** begin **

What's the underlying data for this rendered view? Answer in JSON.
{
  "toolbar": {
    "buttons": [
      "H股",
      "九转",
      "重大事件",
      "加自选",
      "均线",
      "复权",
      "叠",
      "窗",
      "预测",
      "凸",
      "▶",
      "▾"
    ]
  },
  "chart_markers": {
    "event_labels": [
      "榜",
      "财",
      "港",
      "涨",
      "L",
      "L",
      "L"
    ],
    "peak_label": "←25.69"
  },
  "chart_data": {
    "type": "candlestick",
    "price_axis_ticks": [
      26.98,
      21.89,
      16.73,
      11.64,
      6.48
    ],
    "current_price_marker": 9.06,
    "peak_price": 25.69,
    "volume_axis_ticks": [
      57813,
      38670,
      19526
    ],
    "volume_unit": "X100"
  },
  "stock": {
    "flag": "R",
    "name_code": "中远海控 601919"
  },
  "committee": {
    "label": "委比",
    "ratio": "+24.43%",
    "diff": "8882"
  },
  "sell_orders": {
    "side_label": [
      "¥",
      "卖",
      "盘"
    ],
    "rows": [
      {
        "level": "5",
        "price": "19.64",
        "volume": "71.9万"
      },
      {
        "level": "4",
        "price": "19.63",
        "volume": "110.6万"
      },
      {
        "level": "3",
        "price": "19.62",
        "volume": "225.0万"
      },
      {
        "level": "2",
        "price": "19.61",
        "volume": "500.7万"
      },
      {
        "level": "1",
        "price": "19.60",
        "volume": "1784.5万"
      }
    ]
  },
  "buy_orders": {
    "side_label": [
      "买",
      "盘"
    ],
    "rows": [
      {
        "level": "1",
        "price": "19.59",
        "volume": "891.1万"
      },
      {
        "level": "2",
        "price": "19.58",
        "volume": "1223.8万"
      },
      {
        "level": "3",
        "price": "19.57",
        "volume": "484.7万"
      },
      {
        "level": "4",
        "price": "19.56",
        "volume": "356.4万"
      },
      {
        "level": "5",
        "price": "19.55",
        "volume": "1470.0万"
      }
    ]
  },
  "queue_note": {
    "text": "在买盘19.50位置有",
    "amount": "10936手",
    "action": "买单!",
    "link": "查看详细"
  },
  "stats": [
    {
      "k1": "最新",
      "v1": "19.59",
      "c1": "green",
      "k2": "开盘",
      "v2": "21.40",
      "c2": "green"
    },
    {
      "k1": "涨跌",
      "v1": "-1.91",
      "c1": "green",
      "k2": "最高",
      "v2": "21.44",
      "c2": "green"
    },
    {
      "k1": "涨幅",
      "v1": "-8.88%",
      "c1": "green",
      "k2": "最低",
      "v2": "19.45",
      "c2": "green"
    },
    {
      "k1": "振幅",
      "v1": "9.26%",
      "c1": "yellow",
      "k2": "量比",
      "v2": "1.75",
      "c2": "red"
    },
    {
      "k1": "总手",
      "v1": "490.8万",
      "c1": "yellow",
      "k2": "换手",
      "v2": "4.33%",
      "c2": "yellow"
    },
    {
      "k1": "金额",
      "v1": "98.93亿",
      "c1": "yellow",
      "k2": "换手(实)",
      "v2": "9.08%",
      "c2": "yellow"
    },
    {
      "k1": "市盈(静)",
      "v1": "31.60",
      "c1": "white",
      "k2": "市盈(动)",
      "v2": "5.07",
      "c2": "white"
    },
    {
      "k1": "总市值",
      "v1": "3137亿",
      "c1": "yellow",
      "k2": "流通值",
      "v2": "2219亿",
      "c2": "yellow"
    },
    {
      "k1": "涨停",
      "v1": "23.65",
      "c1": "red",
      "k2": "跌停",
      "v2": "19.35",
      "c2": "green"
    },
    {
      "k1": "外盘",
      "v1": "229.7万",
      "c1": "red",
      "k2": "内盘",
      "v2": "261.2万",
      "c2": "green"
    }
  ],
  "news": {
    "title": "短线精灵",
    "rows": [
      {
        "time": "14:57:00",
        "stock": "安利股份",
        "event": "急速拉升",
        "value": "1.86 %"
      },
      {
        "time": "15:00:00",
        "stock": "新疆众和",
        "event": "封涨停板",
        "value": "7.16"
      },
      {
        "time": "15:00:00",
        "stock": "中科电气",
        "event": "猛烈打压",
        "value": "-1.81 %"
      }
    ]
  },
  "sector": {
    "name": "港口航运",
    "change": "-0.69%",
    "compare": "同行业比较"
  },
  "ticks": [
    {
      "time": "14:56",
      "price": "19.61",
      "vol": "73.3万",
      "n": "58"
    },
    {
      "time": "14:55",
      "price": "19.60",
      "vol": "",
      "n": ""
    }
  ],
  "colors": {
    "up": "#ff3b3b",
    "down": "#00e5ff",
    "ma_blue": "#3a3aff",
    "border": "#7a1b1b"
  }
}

** end **

### WHAT THE TASK ASKS
The listing above should be transcribed in full, exactly as written.

### PROBLEM SOLUTION
What's the underlying data for this rendered view? Answer in JSON.
{
  "toolbar": {
    "buttons": [
      "H股",
      "九转",
      "重大事件",
      "加自选",
      "均线",
      "复权",
      "叠",
      "窗",
      "预测",
      "凸",
      "▶",
      "▾"
    ]
  },
  "chart_markers": {
    "event_labels": [
      "榜",
      "财",
      "港",
      "涨",
      "L",
      "L",
      "L"
    ],
    "peak_label": "←25.69"
  },
  "chart_data": {
    "type": "candlestick",
    "price_axis_ticks": [
      26.98,
      21.89,
      16.73,
      11.64,
      6.48
    ],
    "current_price_marker": 9.06,
    "peak_price": 25.69,
    "volume_axis_ticks": [
      57813,
      38670,
      19526
    ],
    "volume_unit": "X100"
  },
  "stock": {
    "flag": "R",
    "name_code": "中远海控 601919"
  },
  "committee": {
    "label": "委比",
    "ratio": "+24.43%",
    "diff": "8882"
  },
  "sell_orders": {
    "side_label": [
      "¥",
      "卖",
      "盘"
    ],
    "rows": [
      {
        "level": "5",
        "price": "19.64",
        "volume": "71.9万"
      },
      {
        "level": "4",
        "price": "19.63",
        "volume": "110.6万"
      },
      {
        "level": "3",
        "price": "19.62",
        "volume": "225.0万"
      },
      {
        "level": "2",
        "price": "19.61",
        "volume": "500.7万"
      },
      {
        "level": "1",
        "price": "19.60",
        "volume": "1784.5万"
      }
    ]
  },
  "buy_orders": {
    "side_label": [
      "买",
      "盘"
    ],
    "rows": [
      {
        "level": "1",
        "price": "19.59",
        "volume": "891.1万"
      },
      {
        "level": "2",
        "price": "19.58",
        "volume": "1223.8万"
      },
      {
        "level": "3",
        "price": "19.57",
        "volume": "484.7万"
      },
      {
        "level": "4",
        "price": "19.56",
        "volume": "356.4万"
      },
      {
        "level": "5",
        "price": "19.55",
        "volume": "1470.0万"
      }
    ]
  },
  "queue_note": {
    "text": "在买盘19.50位置有",
    "amount": "10936手",
    "action": "买单!",
    "link": "查看详细"
  },
  "stats": [
    {
      "k1": "最新",
      "v1": "19.59",
      "c1": "green",
      "k2": "开盘",
      "v2": "21.40",
      "c2": "green"
    },
    {
      "k1": "涨跌",
      "v1": "-1.91",
      "c1": "green",
      "k2": "最高",
      "v2": "21.44",
      "c2": "green"
    },
    {
      "k1": "涨幅",
      "v1": "-8.88%",
      "c1": "green",
      "k2": "最低",
      "v2": "19.45",
      "c2": "green"
    },
    {
      "k1": "振幅",
      "v1": "9.26%",
      "c1": "yellow",
      "k2": "量比",
      "v2": "1.75",
      "c2": "red"
    },
    {
      "k1": "总手",
      "v1": "490.8万",
      "c1": "yellow",
      "k2": "换手",
      "v2": "4.33%",
      "c2": "yellow"
    },
    {
      "k1": "金额",
      "v1": "98.93亿",
      "c1": "yellow",
      "k2": "换手(实)",
      "v2": "9.08%",
      "c2": "yellow"
    },
    {
      "k1": "市盈(静)",
      "v1": "31.60",
      "c1": "white",
      "k2": "市盈(动)",
      "v2": "5.07",
      "c2": "white"
    },
    {
      "k1": "总市值",
      "v1": "3137亿",
      "c1": "yellow",
      "k2": "流通值",
      "v2": "2219亿",
      "c2": "yellow"
    },
    {
      "k1": "涨停",
      "v1": "23.65",
      "c1": "red",
      "k2": "跌停",
      "v2": "19.35",
      "c2": "green"
    },
    {
      "k1": "外盘",
      "v1": "229.7万",
      "c1": "red",
      "k2": "内盘",
      "v2": "261.2万",
      "c2": "green"
    }
  ],
  "news": {
    "title": "短线精灵",
    "rows": [
      {
        "time": "14:57:00",
        "stock": "安利股份",
        "event": "急速拉升",
        "value": "1.86 %"
      },
      {
        "time": "15:00:00",
        "stock": "新疆众和",
        "event": "封涨停板",
        "value": "7.16"
      },
      {
        "time": "15:00:00",
        "stock": "中科电气",
        "event": "猛烈打压",
        "value": "-1.81 %"
      }
    ]
  },
  "sector": {
    "name": "港口航运",
    "change": "-0.69%",
    "compare": "同行业比较"
  },
  "ticks": [
    {
      "time": "14:56",
      "price": "19.61",
      "vol": "73.3万",
      "n": "58"
    },
    {
      "time": "14:55",
      "price": "19.60",
      "vol": "",
      "n": ""
    }
  ],
  "colors": {
    "up": "#ff3b3b",
    "down": "#00e5ff",
    "ma_blue": "#3a3aff",
    "border": "#7a1b1b"
  }
}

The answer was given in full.